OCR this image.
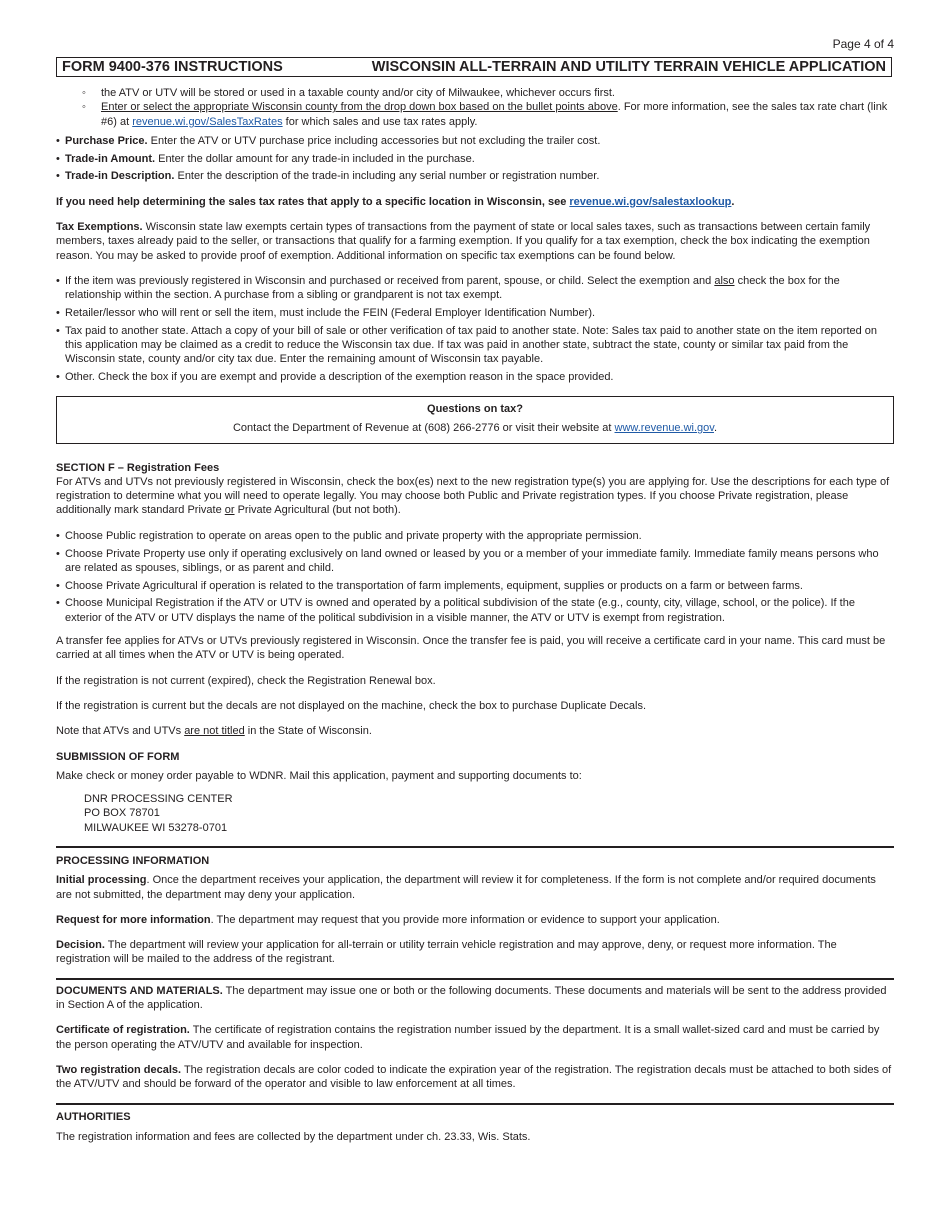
Page 4 of 4
FORM 9400-376 INSTRUCTIONS	WISCONSIN ALL-TERRAIN AND UTILITY TERRAIN VEHICLE APPLICATION
◦ the ATV or UTV will be stored or used in a taxable county and/or city of Milwaukee, whichever occurs first.
◦ Enter or select the appropriate Wisconsin county from the drop down box based on the bullet points above. For more information, see the sales tax rate chart (link #6) at revenue.wi.gov/SalesTaxRates for which sales and use tax rates apply.
• Purchase Price. Enter the ATV or UTV purchase price including accessories but not excluding the trailer cost.
• Trade-in Amount. Enter the dollar amount for any trade-in included in the purchase.
• Trade-in Description. Enter the description of the trade-in including any serial number or registration number.

If you need help determining the sales tax rates that apply to a specific location in Wisconsin, see revenue.wi.gov/salestaxlookup.

Tax Exemptions. Wisconsin state law exempts certain types of transactions from the payment of state or local sales taxes, such as transactions between certain family members, taxes already paid to the seller, or transactions that qualify for a farming exemption. If you qualify for a tax exemption, check the box indicating the exemption reason. You may be asked to provide proof of exemption. Additional information on specific tax exemptions can be found below.

• If the item was previously registered in Wisconsin and purchased or received from parent, spouse, or child. Select the exemption and also check the box for the relationship within the section. A purchase from a sibling or grandparent is not tax exempt.
• Retailer/lessor who will rent or sell the item, must include the FEIN (Federal Employer Identification Number).
• Tax paid to another state. Attach a copy of your bill of sale or other verification of tax paid to another state. Note: Sales tax paid to another state on the item reported on this application may be claimed as a credit to reduce the Wisconsin tax due. If tax was paid in another state, subtract the state, county or similar tax paid from the Wisconsin state, county and/or city tax due. Enter the remaining amount of Wisconsin tax payable.
• Other. Check the box if you are exempt and provide a description of the exemption reason in the space provided.
Questions on tax?
Contact the Department of Revenue at (608) 266-2776 or visit their website at www.revenue.wi.gov.
SECTION F – Registration Fees

For ATVs and UTVs not previously registered in Wisconsin, check the box(es) next to the new registration type(s) you are applying for. Use the descriptions for each type of registration to determine what you will need to operate legally. You may choose both Public and Private registration types. If you choose Private registration, please additionally mark standard Private or Private Agricultural (but not both).

• Choose Public registration to operate on areas open to the public and private property with the appropriate permission.
• Choose Private Property use only if operating exclusively on land owned or leased by you or a member of your immediate family. Immediate family means persons who are related as spouses, siblings, or as parent and child.
• Choose Private Agricultural if operation is related to the transportation of farm implements, equipment, supplies or products on a farm or between farms.
• Choose Municipal Registration if the ATV or UTV is owned and operated by a political subdivision of the state (e.g., county, city, village, school, or the police). If the exterior of the ATV or UTV displays the name of the political subdivision in a visible manner, the ATV or UTV is exempt from registration.

A transfer fee applies for ATVs or UTVs previously registered in Wisconsin. Once the transfer fee is paid, you will receive a certificate card in your name. This card must be carried at all times when the ATV or UTV is being operated.

If the registration is not current (expired), check the Registration Renewal box.

If the registration is current but the decals are not displayed on the machine, check the box to purchase Duplicate Decals.

Note that ATVs and UTVs are not titled in the State of Wisconsin.

SUBMISSION OF FORM

Make check or money order payable to WDNR. Mail this application, payment and supporting documents to:

DNR PROCESSING CENTER
PO BOX 78701
MILWAUKEE WI 53278-0701
PROCESSING INFORMATION

Initial processing. Once the department receives your application, the department will review it for completeness. If the form is not complete and/or required documents are not submitted, the department may deny your application.

Request for more information. The department may request that you provide more information or evidence to support your application.

Decision. The department will review your application for all-terrain or utility terrain vehicle registration and may approve, deny, or request more information. The registration will be mailed to the address of the registrant.

DOCUMENTS AND MATERIALS. The department may issue one or both or the following documents. These documents and materials will be sent to the address provided in Section A of the application.

Certificate of registration. The certificate of registration contains the registration number issued by the department. It is a small wallet-sized card and must be carried by the person operating the ATV/UTV and available for inspection.

Two registration decals. The registration decals are color coded to indicate the expiration year of the registration. The registration decals must be attached to both sides of the ATV/UTV and should be forward of the operator and visible to law enforcement at all times.

AUTHORITIES

The registration information and fees are collected by the department under ch. 23.33, Wis. Stats.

GIVEN TASK:
Transcribe all the records above word for word, without their images.

EXERCISE RESPONSE:
OCR this image.
Page 4 of 4
FORM 9400-376 INSTRUCTIONS	WISCONSIN ALL-TERRAIN AND UTILITY TERRAIN VEHICLE APPLICATION
◦ the ATV or UTV will be stored or used in a taxable county and/or city of Milwaukee, whichever occurs first.
◦ Enter or select the appropriate Wisconsin county from the drop down box based on the bullet points above. For more information, see the sales tax rate chart (link #6) at revenue.wi.gov/SalesTaxRates for which sales and use tax rates apply.
• Purchase Price. Enter the ATV or UTV purchase price including accessories but not excluding the trailer cost.
• Trade-in Amount. Enter the dollar amount for any trade-in included in the purchase.
• Trade-in Description. Enter the description of the trade-in including any serial number or registration number.

If you need help determining the sales tax rates that apply to a specific location in Wisconsin, see revenue.wi.gov/salestaxlookup.

Tax Exemptions. Wisconsin state law exempts certain types of transactions from the payment of state or local sales taxes, such as transactions between certain family members, taxes already paid to the seller, or transactions that qualify for a farming exemption. If you qualify for a tax exemption, check the box indicating the exemption reason. You may be asked to provide proof of exemption. Additional information on specific tax exemptions can be found below.

• If the item was previously registered in Wisconsin and purchased or received from parent, spouse, or child. Select the exemption and also check the box for the relationship within the section. A purchase from a sibling or grandparent is not tax exempt.
• Retailer/lessor who will rent or sell the item, must include the FEIN (Federal Employer Identification Number).
• Tax paid to another state. Attach a copy of your bill of sale or other verification of tax paid to another state. Note: Sales tax paid to another state on the item reported on this application may be claimed as a credit to reduce the Wisconsin tax due. If tax was paid in another state, subtract the state, county or similar tax paid from the Wisconsin state, county and/or city tax due. Enter the remaining amount of Wisconsin tax payable.
• Other. Check the box if you are exempt and provide a description of the exemption reason in the space provided.
Questions on tax?
Contact the Department of Revenue at (608) 266-2776 or visit their website at www.revenue.wi.gov.
SECTION F – Registration Fees

For ATVs and UTVs not previously registered in Wisconsin, check the box(es) next to the new registration type(s) you are applying for. Use the descriptions for each type of registration to determine what you will need to operate legally. You may choose both Public and Private registration types. If you choose Private registration, please additionally mark standard Private or Private Agricultural (but not both).

• Choose Public registration to operate on areas open to the public and private property with the appropriate permission.
• Choose Private Property use only if operating exclusively on land owned or leased by you or a member of your immediate family. Immediate family means persons who are related as spouses, siblings, or as parent and child.
• Choose Private Agricultural if operation is related to the transportation of farm implements, equipment, supplies or products on a farm or between farms.
• Choose Municipal Registration if the ATV or UTV is owned and operated by a political subdivision of the state (e.g., county, city, village, school, or the police). If the exterior of the ATV or UTV displays the name of the political subdivision in a visible manner, the ATV or UTV is exempt from registration.

A transfer fee applies for ATVs or UTVs previously registered in Wisconsin. Once the transfer fee is paid, you will receive a certificate card in your name. This card must be carried at all times when the ATV or UTV is being operated.

If the registration is not current (expired), check the Registration Renewal box.

If the registration is current but the decals are not displayed on the machine, check the box to purchase Duplicate Decals.

Note that ATVs and UTVs are not titled in the State of Wisconsin.

SUBMISSION OF FORM

Make check or money order payable to WDNR. Mail this application, payment and supporting documents to:

DNR PROCESSING CENTER
PO BOX 78701
MILWAUKEE WI 53278-0701
PROCESSING INFORMATION

Initial processing. Once the department receives your application, the department will review it for completeness. If the form is not complete and/or required documents are not submitted, the department may deny your application.

Request for more information. The department may request that you provide more information or evidence to support your application.

Decision. The department will review your application for all-terrain or utility terrain vehicle registration and may approve, deny, or request more information. The registration will be mailed to the address of the registrant.

DOCUMENTS AND MATERIALS. The department may issue one or both or the following documents. These documents and materials will be sent to the address provided in Section A of the application.

Certificate of registration. The certificate of registration contains the registration number issued by the department. It is a small wallet-sized card and must be carried by the person operating the ATV/UTV and available for inspection.

Two registration decals. The registration decals are color coded to indicate the expiration year of the registration. The registration decals must be attached to both sides of the ATV/UTV and should be forward of the operator and visible to law enforcement at all times.

AUTHORITIES

The registration information and fees are collected by the department under ch. 23.33, Wis. Stats.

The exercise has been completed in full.